WHAT YOU WILL DO: Pick out the lines below that include the string "tile".

PROVIDED MATERIAL:
┄┄┄┄┄┄┄┄┄┄

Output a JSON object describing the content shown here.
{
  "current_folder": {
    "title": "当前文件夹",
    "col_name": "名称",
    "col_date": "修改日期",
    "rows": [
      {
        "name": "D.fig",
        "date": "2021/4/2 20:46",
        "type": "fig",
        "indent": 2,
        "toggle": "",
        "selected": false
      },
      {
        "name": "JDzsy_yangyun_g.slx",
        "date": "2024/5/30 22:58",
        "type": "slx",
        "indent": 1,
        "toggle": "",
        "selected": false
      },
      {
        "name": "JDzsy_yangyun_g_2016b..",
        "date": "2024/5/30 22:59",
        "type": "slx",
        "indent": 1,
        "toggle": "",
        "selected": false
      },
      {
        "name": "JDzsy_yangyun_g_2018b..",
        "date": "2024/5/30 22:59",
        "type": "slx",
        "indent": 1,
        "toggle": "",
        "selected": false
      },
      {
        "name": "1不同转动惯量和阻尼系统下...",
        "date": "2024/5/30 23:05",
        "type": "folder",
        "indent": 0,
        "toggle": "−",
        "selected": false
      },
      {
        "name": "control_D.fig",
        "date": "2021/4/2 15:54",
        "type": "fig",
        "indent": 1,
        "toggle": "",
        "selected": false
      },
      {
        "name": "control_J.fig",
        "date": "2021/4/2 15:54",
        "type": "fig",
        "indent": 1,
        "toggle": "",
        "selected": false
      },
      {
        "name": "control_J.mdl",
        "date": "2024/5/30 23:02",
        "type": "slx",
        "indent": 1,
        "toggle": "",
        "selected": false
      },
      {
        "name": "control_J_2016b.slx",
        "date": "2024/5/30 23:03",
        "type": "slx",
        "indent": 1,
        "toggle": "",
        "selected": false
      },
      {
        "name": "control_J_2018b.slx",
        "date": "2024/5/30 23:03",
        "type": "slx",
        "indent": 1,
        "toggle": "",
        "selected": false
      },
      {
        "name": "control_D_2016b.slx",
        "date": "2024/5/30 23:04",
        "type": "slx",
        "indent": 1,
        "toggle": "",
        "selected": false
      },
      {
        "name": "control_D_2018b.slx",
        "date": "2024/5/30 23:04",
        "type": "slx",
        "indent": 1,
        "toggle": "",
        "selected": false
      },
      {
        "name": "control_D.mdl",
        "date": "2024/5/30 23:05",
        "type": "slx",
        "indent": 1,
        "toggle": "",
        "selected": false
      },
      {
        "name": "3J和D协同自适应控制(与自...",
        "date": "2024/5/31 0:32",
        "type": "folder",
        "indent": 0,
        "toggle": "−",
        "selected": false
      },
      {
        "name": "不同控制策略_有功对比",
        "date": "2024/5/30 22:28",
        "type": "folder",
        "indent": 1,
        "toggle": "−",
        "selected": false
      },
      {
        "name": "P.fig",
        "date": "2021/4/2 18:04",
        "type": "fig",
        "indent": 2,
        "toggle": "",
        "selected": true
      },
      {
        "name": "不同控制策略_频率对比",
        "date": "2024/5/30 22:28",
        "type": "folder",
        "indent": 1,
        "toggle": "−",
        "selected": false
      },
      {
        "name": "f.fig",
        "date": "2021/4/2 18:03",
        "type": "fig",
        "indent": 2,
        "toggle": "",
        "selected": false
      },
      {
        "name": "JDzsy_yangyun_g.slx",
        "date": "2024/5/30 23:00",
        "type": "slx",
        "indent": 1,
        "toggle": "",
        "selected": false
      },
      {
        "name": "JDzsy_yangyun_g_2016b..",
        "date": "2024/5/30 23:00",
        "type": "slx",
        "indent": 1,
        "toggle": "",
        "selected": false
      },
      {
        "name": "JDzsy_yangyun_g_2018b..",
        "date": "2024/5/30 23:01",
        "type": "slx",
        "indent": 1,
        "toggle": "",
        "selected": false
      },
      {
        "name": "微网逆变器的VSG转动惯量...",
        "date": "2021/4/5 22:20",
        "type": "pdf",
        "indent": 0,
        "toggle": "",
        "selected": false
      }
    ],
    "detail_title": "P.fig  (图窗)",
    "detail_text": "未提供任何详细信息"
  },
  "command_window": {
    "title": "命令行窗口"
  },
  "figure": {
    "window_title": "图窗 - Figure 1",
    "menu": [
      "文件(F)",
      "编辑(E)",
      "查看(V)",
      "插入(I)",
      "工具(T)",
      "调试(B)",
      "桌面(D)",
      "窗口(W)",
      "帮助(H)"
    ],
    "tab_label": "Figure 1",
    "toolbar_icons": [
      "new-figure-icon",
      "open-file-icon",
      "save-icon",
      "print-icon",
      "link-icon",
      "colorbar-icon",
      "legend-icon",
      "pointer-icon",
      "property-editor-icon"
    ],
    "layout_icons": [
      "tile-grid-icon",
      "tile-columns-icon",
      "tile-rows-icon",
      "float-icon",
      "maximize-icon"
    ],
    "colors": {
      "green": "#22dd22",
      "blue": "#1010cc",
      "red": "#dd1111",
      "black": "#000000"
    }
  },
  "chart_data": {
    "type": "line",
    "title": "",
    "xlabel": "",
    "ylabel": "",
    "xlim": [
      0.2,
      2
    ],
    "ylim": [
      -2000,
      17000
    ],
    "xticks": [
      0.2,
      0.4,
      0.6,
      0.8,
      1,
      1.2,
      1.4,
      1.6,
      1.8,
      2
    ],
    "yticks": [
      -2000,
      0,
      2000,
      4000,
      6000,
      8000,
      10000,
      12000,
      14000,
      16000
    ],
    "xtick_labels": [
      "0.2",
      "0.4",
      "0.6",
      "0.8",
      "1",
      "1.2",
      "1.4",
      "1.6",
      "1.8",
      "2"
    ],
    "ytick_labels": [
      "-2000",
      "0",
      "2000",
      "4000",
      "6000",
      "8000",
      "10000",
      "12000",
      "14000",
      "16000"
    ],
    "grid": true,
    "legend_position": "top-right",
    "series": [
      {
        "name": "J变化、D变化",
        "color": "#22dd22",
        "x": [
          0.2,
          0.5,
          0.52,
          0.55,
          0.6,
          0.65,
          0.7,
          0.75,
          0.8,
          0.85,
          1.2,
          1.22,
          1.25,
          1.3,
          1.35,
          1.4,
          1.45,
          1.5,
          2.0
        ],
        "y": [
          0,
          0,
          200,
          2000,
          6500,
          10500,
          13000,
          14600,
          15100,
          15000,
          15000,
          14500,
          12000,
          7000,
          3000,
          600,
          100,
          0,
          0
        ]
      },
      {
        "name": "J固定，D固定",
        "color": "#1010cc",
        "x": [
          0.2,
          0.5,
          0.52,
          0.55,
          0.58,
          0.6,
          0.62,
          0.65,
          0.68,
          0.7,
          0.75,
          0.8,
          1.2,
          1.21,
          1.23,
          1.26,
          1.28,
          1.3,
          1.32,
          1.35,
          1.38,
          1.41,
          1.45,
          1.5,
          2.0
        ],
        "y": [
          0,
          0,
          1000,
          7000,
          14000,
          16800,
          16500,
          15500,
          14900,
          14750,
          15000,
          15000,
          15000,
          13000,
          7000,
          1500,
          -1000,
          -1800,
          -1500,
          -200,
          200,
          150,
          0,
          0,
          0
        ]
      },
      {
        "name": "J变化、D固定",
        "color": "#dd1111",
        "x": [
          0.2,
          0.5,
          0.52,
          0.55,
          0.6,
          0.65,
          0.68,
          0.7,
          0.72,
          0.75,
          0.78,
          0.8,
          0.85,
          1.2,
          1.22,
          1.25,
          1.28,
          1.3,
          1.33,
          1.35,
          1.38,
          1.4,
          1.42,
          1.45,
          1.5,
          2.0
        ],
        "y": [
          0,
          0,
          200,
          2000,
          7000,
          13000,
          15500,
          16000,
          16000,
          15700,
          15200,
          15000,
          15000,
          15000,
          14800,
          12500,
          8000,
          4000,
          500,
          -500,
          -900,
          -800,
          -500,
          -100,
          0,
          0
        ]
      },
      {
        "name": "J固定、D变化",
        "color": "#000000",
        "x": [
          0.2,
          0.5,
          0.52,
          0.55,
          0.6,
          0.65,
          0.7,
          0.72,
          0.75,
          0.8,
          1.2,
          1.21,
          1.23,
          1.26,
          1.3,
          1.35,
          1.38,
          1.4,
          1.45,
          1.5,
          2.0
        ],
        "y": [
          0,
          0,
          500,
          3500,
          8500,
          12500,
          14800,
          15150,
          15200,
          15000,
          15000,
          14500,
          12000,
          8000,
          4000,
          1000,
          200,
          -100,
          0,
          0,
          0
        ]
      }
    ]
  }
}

┄┄┄┄┄┄┄┄┄┄

WORKED ANSWER:
      "tile-grid-icon",
      "tile-columns-icon",
      "tile-rows-icon",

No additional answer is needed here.